— begin Input —

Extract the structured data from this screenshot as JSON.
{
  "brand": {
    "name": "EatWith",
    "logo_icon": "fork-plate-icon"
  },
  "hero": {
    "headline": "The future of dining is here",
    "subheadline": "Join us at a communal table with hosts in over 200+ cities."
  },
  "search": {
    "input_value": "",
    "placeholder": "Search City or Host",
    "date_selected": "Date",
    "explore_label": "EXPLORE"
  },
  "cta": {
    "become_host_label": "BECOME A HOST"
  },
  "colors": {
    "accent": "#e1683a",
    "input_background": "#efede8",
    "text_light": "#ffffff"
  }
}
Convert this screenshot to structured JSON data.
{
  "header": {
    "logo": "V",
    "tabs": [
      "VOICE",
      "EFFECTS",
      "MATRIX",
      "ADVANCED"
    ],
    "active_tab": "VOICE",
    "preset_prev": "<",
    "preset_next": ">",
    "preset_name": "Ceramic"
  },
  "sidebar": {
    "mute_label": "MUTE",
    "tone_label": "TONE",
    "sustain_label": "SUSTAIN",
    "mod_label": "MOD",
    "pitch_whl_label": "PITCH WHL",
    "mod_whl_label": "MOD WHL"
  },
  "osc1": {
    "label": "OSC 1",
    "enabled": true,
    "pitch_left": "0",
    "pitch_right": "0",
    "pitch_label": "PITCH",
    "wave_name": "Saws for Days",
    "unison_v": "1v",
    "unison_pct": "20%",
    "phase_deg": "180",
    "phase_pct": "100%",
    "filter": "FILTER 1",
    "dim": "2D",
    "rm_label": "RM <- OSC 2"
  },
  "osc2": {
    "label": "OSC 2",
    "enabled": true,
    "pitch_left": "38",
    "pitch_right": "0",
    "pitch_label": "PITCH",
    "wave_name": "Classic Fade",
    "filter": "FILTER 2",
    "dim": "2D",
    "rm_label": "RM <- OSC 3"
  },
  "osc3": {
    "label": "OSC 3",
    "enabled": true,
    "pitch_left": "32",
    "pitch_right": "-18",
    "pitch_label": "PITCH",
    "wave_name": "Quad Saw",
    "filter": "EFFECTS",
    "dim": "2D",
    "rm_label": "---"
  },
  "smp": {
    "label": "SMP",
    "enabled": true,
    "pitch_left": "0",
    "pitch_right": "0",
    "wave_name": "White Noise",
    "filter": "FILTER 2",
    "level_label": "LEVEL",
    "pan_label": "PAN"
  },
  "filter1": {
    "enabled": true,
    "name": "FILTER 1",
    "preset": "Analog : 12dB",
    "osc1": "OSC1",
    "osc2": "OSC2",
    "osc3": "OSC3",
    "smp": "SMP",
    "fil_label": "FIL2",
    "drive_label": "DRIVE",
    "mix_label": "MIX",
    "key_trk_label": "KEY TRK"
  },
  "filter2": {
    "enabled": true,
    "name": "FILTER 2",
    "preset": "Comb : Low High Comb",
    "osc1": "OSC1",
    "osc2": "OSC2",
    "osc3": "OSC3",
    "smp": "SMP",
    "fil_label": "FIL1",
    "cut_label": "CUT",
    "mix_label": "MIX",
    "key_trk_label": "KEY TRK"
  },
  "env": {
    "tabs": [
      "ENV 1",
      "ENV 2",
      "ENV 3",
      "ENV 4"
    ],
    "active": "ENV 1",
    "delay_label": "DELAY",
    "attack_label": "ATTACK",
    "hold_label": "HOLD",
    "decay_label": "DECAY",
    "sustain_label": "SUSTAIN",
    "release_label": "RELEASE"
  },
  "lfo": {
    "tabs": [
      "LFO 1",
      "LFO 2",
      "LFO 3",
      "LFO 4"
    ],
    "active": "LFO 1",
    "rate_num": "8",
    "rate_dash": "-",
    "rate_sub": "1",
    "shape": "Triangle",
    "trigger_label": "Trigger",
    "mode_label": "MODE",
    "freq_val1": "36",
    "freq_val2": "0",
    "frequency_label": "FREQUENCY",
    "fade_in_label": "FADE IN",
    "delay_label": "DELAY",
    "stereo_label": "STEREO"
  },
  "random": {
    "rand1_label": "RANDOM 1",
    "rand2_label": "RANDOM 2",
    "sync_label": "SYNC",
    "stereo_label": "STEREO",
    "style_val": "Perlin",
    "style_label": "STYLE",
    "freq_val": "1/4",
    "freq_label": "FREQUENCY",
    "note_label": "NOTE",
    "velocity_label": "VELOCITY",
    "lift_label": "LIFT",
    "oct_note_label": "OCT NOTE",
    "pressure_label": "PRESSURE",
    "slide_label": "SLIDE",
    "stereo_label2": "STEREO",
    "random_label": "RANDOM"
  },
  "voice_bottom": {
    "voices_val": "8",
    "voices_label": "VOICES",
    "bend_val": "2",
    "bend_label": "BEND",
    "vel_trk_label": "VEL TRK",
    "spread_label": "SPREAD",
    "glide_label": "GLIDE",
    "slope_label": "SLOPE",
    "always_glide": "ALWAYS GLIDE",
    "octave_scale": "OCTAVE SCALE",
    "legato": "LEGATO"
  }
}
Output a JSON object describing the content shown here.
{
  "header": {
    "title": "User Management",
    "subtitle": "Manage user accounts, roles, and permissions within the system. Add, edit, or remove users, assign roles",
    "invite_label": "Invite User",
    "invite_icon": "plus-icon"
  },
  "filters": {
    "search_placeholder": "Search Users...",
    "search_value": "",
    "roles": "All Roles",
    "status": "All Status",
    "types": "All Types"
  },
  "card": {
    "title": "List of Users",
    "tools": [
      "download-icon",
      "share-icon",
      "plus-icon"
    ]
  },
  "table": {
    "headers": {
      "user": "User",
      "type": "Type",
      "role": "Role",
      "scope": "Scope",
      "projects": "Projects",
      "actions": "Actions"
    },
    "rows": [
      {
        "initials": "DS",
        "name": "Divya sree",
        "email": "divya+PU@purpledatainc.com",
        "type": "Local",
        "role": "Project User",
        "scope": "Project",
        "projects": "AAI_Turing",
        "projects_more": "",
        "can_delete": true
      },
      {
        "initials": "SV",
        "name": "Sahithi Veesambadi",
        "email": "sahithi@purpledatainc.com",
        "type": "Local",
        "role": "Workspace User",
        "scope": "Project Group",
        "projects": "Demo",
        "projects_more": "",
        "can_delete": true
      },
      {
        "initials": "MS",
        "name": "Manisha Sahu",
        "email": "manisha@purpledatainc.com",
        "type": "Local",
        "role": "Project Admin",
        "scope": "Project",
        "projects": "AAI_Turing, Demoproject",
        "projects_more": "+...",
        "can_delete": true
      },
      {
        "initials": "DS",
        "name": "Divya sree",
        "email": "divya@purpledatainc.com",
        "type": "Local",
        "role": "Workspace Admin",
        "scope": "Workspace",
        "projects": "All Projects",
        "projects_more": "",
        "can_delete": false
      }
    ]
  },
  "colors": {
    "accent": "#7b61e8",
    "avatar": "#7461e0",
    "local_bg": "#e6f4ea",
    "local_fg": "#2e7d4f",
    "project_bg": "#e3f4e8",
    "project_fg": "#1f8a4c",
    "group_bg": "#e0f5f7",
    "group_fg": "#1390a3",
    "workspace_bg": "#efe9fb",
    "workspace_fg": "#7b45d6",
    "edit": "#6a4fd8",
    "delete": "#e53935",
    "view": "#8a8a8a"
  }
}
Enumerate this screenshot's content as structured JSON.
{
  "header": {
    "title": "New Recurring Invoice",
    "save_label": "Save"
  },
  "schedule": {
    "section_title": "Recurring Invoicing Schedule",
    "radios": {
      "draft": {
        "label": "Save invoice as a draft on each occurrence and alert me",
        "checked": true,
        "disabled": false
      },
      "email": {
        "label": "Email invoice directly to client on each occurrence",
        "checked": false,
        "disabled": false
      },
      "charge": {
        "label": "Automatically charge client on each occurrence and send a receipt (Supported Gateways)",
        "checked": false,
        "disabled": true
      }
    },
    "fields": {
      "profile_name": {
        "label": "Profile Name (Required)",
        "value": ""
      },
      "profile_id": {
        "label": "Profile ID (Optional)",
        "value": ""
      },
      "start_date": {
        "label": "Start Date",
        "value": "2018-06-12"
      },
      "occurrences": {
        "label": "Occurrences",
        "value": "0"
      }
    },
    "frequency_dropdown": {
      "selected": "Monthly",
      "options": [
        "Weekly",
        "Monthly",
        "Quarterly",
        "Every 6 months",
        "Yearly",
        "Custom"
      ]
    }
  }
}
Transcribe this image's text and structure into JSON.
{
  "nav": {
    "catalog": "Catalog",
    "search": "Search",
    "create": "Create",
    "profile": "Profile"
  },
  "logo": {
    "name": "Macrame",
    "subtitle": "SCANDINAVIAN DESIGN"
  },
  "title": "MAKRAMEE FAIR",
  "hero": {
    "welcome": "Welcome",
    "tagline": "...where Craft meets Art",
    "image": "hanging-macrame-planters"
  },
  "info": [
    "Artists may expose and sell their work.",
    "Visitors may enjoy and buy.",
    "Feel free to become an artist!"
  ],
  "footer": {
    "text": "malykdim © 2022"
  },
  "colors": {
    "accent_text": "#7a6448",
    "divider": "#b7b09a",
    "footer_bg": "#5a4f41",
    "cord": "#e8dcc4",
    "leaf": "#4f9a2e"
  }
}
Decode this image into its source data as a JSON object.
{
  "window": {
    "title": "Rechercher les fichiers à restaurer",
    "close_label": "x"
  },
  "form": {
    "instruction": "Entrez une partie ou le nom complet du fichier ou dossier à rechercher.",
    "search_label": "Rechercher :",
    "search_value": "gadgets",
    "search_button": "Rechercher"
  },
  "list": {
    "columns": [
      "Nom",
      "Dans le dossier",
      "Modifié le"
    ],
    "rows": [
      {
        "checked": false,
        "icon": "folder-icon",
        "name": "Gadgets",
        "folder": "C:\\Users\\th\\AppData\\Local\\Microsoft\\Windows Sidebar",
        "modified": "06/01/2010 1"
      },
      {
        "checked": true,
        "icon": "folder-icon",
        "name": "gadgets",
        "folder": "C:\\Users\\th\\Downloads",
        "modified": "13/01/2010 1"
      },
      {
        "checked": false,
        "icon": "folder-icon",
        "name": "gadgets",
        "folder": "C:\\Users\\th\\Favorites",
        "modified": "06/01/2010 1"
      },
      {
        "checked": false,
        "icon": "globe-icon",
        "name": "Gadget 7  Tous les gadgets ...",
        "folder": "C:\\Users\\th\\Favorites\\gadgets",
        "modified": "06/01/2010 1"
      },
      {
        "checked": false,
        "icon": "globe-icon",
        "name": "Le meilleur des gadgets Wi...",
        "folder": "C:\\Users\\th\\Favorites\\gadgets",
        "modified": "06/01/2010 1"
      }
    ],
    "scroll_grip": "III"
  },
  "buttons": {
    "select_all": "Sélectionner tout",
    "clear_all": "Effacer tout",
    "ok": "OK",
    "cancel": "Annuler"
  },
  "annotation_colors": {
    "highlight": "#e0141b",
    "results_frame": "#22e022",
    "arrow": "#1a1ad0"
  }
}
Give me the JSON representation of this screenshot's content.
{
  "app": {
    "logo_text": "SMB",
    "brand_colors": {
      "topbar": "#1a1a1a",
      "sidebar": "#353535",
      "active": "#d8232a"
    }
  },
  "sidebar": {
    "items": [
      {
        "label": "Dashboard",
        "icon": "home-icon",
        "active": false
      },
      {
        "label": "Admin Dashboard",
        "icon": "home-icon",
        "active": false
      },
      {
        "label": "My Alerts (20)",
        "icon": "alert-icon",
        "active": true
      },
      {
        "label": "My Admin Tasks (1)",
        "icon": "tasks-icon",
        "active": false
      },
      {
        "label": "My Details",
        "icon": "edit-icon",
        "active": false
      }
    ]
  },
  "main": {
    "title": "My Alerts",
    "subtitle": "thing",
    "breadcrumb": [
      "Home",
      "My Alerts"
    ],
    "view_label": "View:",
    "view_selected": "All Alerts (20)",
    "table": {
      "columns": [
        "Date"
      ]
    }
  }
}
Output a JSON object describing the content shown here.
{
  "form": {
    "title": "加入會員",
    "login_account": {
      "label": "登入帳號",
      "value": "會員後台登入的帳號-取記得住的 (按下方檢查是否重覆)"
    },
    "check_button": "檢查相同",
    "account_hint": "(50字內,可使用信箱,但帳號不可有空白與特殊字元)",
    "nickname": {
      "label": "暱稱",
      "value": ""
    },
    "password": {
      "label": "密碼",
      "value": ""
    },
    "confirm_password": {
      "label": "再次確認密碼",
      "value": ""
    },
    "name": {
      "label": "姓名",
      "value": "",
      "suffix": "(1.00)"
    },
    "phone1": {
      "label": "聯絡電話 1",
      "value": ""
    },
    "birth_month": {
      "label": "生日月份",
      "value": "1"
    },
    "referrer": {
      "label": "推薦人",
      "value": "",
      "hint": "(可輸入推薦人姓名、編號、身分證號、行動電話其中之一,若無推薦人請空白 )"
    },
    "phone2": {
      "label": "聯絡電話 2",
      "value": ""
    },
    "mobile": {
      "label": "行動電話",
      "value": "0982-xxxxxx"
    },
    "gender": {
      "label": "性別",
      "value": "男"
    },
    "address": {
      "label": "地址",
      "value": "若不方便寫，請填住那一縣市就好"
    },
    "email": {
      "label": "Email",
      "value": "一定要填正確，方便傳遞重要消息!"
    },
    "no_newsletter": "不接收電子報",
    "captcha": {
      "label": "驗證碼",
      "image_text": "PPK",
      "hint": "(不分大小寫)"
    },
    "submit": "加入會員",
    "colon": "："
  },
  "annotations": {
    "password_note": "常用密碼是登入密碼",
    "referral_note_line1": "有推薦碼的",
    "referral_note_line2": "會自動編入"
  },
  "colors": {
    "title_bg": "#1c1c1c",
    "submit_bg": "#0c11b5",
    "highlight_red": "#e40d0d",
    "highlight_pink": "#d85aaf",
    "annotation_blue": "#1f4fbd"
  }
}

— end Input —

Written problem | Report back each line of the entries that holds the string "structured".

Task answer |
Extract the structured data from this screenshot as JSON.
Convert this screenshot to structured JSON data.
Enumerate this screenshot's content as structured JSON.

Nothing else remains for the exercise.